* **Task objective**
Retype all the entries word for word, but omit the pictures.

* **Input**
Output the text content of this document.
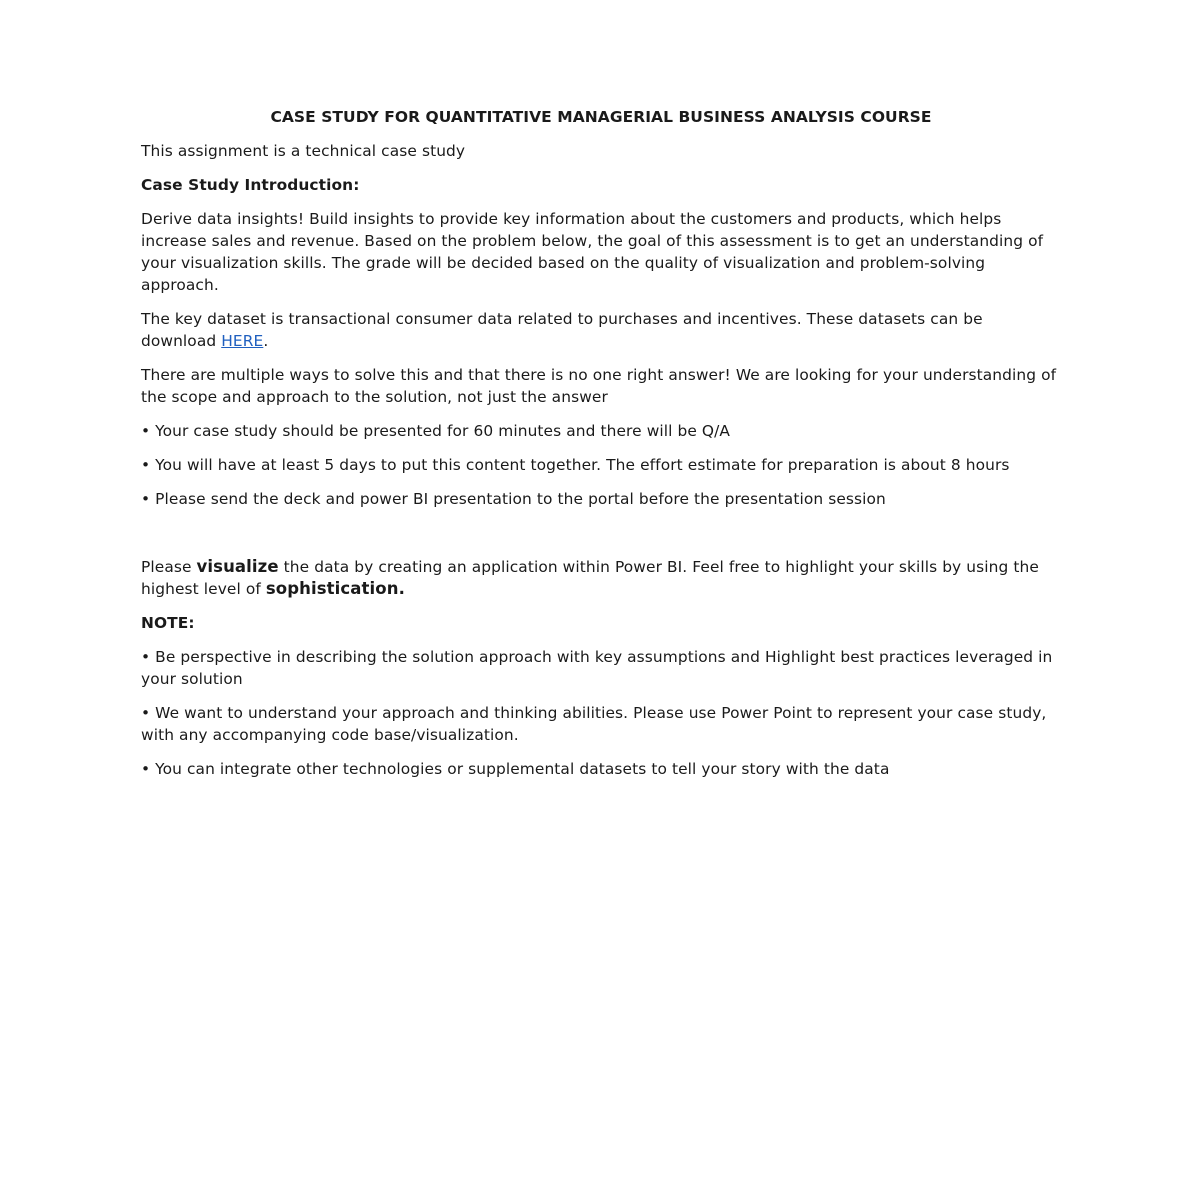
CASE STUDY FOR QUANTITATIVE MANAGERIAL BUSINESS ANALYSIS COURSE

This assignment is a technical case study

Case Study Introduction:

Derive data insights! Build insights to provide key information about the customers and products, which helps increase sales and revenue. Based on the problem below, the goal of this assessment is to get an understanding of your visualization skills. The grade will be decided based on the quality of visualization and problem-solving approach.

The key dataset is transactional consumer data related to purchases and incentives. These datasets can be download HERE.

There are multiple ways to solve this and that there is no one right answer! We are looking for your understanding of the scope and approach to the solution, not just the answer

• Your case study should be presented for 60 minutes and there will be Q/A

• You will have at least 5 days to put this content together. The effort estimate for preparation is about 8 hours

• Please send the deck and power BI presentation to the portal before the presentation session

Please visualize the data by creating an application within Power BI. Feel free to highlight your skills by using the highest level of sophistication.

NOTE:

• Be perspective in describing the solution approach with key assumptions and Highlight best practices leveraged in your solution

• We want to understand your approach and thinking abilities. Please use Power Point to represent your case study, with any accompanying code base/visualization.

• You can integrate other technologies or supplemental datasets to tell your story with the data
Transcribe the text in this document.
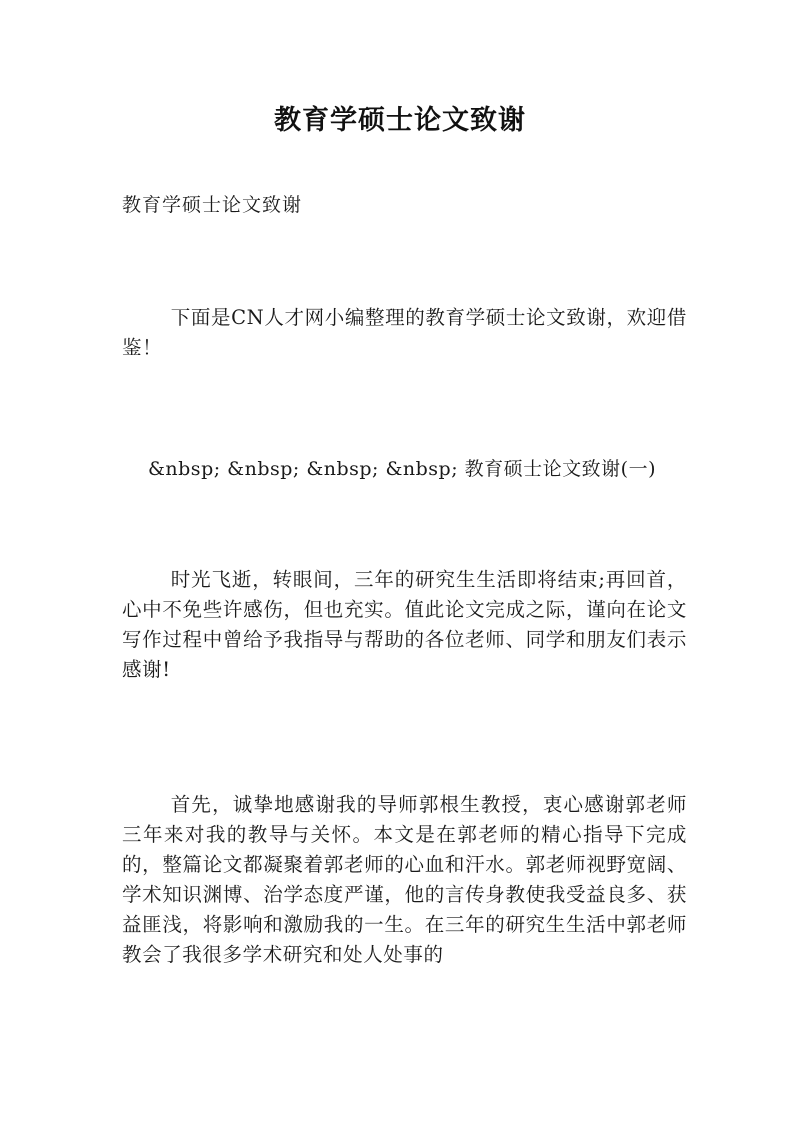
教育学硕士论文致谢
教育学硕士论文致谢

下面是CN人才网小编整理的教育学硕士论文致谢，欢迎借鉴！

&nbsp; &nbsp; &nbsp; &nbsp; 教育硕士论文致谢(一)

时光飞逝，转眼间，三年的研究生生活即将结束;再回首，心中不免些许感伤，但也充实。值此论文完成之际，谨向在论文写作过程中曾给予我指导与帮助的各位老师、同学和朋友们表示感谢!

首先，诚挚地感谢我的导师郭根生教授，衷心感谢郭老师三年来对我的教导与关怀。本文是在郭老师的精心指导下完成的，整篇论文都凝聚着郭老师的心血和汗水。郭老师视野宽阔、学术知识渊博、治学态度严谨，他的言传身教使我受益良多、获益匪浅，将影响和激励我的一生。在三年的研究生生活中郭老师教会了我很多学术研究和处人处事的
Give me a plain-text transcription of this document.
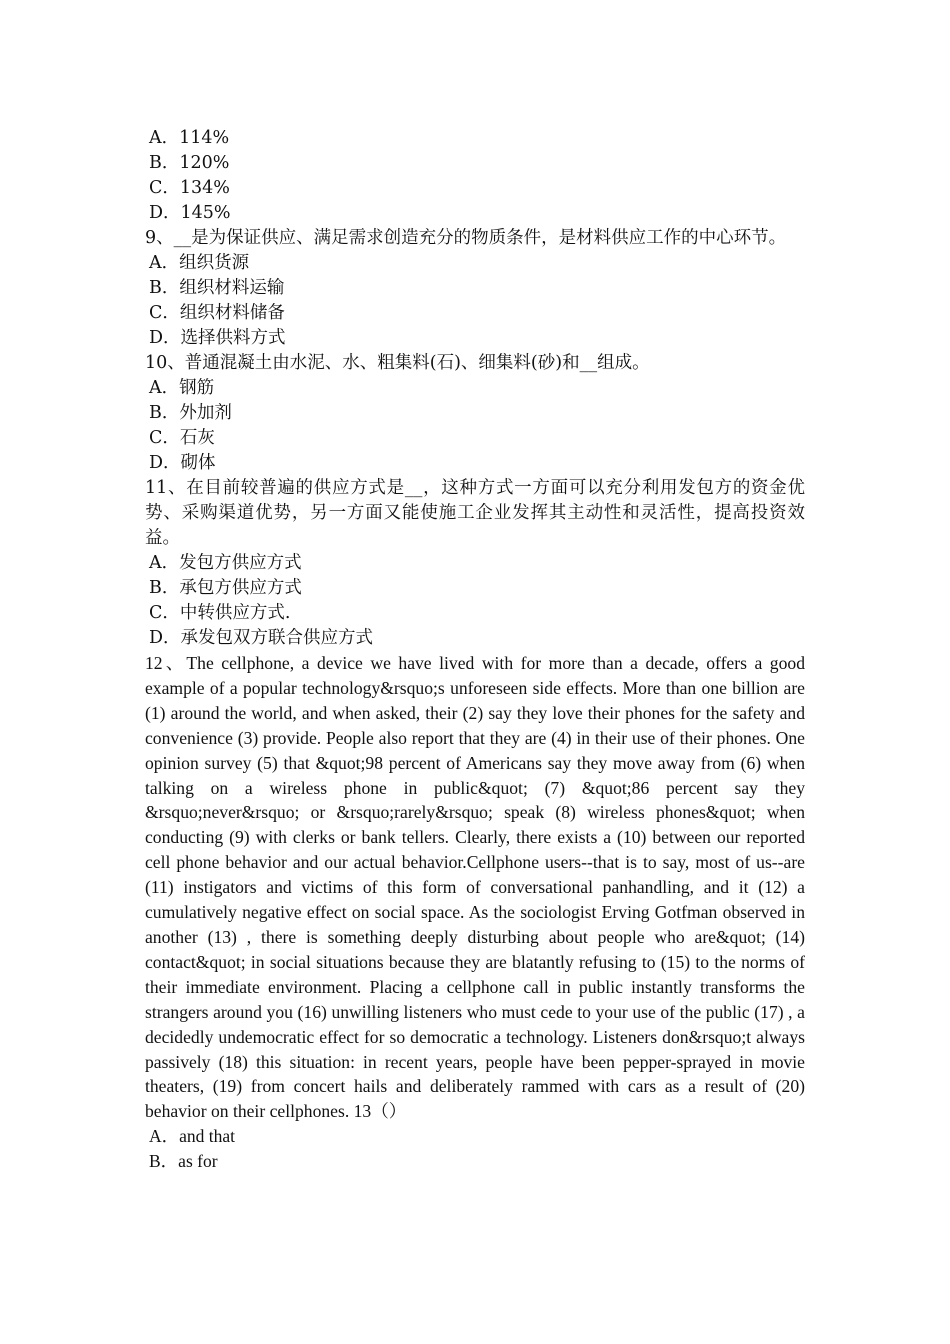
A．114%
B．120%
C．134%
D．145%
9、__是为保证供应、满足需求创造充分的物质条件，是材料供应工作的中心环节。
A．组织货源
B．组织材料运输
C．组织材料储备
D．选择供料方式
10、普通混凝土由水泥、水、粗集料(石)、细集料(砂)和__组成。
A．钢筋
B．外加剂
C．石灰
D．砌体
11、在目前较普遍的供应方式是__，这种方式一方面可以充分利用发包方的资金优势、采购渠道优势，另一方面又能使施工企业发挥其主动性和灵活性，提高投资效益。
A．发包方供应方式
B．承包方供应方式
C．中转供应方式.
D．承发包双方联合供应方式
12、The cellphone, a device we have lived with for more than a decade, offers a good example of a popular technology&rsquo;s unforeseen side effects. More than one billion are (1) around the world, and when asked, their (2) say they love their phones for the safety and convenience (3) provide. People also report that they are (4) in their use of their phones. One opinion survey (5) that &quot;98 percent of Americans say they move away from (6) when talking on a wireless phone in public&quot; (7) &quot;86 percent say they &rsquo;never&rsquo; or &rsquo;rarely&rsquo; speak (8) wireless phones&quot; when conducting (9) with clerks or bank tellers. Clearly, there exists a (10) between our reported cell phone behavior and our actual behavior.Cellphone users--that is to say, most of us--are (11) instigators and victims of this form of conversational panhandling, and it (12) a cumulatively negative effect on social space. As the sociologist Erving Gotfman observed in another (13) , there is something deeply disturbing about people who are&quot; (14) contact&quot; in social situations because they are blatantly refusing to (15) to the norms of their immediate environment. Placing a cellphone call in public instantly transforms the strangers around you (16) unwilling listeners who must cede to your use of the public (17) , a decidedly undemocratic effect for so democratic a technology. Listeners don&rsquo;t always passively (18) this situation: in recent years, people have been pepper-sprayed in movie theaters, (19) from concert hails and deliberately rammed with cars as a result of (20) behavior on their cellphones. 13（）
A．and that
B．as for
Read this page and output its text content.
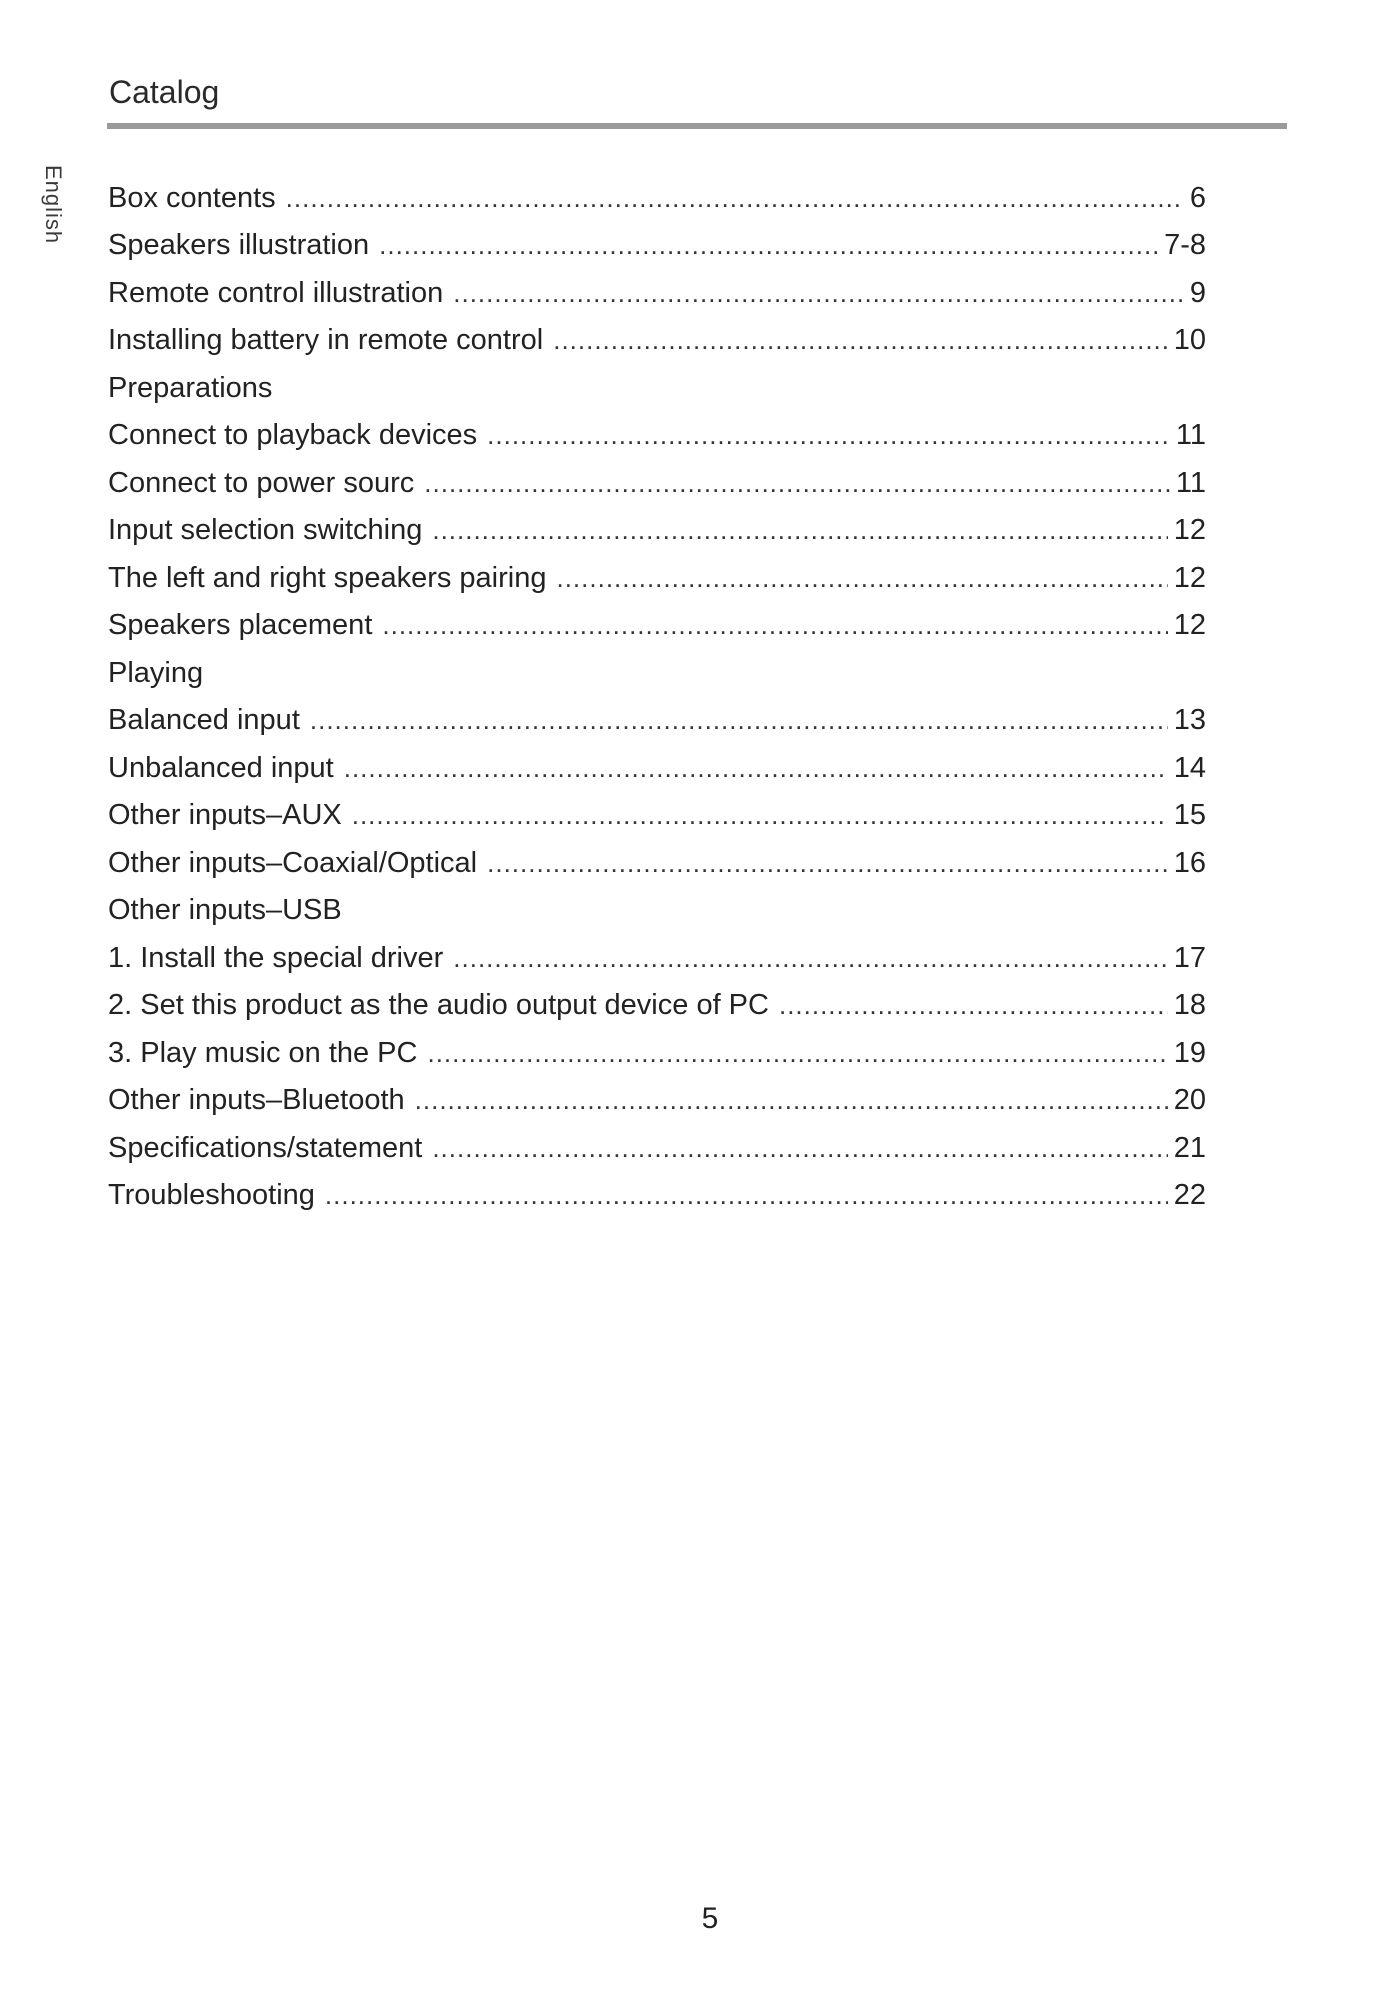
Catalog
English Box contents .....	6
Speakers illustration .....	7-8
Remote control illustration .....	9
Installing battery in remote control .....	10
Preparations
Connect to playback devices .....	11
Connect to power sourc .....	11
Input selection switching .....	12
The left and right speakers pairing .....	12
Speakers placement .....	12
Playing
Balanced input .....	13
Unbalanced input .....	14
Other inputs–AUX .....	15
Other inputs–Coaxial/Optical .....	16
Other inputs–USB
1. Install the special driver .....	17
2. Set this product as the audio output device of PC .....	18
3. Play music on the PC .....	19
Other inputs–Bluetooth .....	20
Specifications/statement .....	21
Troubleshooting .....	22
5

* **Task output**
Output the text content of this document.
CASE STUDY FOR QUANTITATIVE MANAGERIAL BUSINESS ANALYSIS COURSE

This assignment is a technical case study

Case Study Introduction:

Derive data insights! Build insights to provide key information about the customers and products, which helps increase sales and revenue. Based on the problem below, the goal of this assessment is to get an understanding of your visualization skills. The grade will be decided based on the quality of visualization and problem-solving approach.

The key dataset is transactional consumer data related to purchases and incentives. These datasets can be download HERE.

There are multiple ways to solve this and that there is no one right answer! We are looking for your understanding of the scope and approach to the solution, not just the answer

• Your case study should be presented for 60 minutes and there will be Q/A

• You will have at least 5 days to put this content together. The effort estimate for preparation is about 8 hours

• Please send the deck and power BI presentation to the portal before the presentation session

Please visualize the data by creating an application within Power BI. Feel free to highlight your skills by using the highest level of sophistication.

NOTE:

• Be perspective in describing the solution approach with key assumptions and Highlight best practices leveraged in your solution

• We want to understand your approach and thinking abilities. Please use Power Point to represent your case study, with any accompanying code base/visualization.

• You can integrate other technologies or supplemental datasets to tell your story with the data
Transcribe the text in this document.
教育学硕士论文致谢
教育学硕士论文致谢

下面是CN人才网小编整理的教育学硕士论文致谢，欢迎借鉴！

&nbsp; &nbsp; &nbsp; &nbsp; 教育硕士论文致谢(一)

时光飞逝，转眼间，三年的研究生生活即将结束;再回首，心中不免些许感伤，但也充实。值此论文完成之际，谨向在论文写作过程中曾给予我指导与帮助的各位老师、同学和朋友们表示感谢!

首先，诚挚地感谢我的导师郭根生教授，衷心感谢郭老师三年来对我的教导与关怀。本文是在郭老师的精心指导下完成的，整篇论文都凝聚着郭老师的心血和汗水。郭老师视野宽阔、学术知识渊博、治学态度严谨，他的言传身教使我受益良多、获益匪浅，将影响和激励我的一生。在三年的研究生生活中郭老师教会了我很多学术研究和处人处事的
Give me a plain-text transcription of this document.
A．114%
B．120%
C．134%
D．145%
9、__是为保证供应、满足需求创造充分的物质条件，是材料供应工作的中心环节。
A．组织货源
B．组织材料运输
C．组织材料储备
D．选择供料方式
10、普通混凝土由水泥、水、粗集料(石)、细集料(砂)和__组成。
A．钢筋
B．外加剂
C．石灰
D．砌体
11、在目前较普遍的供应方式是__，这种方式一方面可以充分利用发包方的资金优势、采购渠道优势，另一方面又能使施工企业发挥其主动性和灵活性，提高投资效益。
A．发包方供应方式
B．承包方供应方式
C．中转供应方式.
D．承发包双方联合供应方式
12、The cellphone, a device we have lived with for more than a decade, offers a good example of a popular technology&rsquo;s unforeseen side effects. More than one billion are (1) around the world, and when asked, their (2) say they love their phones for the safety and convenience (3) provide. People also report that they are (4) in their use of their phones. One opinion survey (5) that &quot;98 percent of Americans say they move away from (6) when talking on a wireless phone in public&quot; (7) &quot;86 percent say they &rsquo;never&rsquo; or &rsquo;rarely&rsquo; speak (8) wireless phones&quot; when conducting (9) with clerks or bank tellers. Clearly, there exists a (10) between our reported cell phone behavior and our actual behavior.Cellphone users--that is to say, most of us--are (11) instigators and victims of this form of conversational panhandling, and it (12) a cumulatively negative effect on social space. As the sociologist Erving Gotfman observed in another (13) , there is something deeply disturbing about people who are&quot; (14) contact&quot; in social situations because they are blatantly refusing to (15) to the norms of their immediate environment. Placing a cellphone call in public instantly transforms the strangers around you (16) unwilling listeners who must cede to your use of the public (17) , a decidedly undemocratic effect for so democratic a technology. Listeners don&rsquo;t always passively (18) this situation: in recent years, people have been pepper-sprayed in movie theaters, (19) from concert hails and deliberately rammed with cars as a result of (20) behavior on their cellphones. 13（）
A．and that
B．as for
Read this page and output its text content.
Catalog
English Box contents .....	6
Speakers illustration .....	7-8
Remote control illustration .....	9
Installing battery in remote control .....	10
Preparations
Connect to playback devices .....	11
Connect to power sourc .....	11
Input selection switching .....	12
The left and right speakers pairing .....	12
Speakers placement .....	12
Playing
Balanced input .....	13
Unbalanced input .....	14
Other inputs–AUX .....	15
Other inputs–Coaxial/Optical .....	16
Other inputs–USB
1. Install the special driver .....	17
2. Set this product as the audio output device of PC .....	18
3. Play music on the PC .....	19
Other inputs–Bluetooth .....	20
Specifications/statement .....	21
Troubleshooting .....	22
5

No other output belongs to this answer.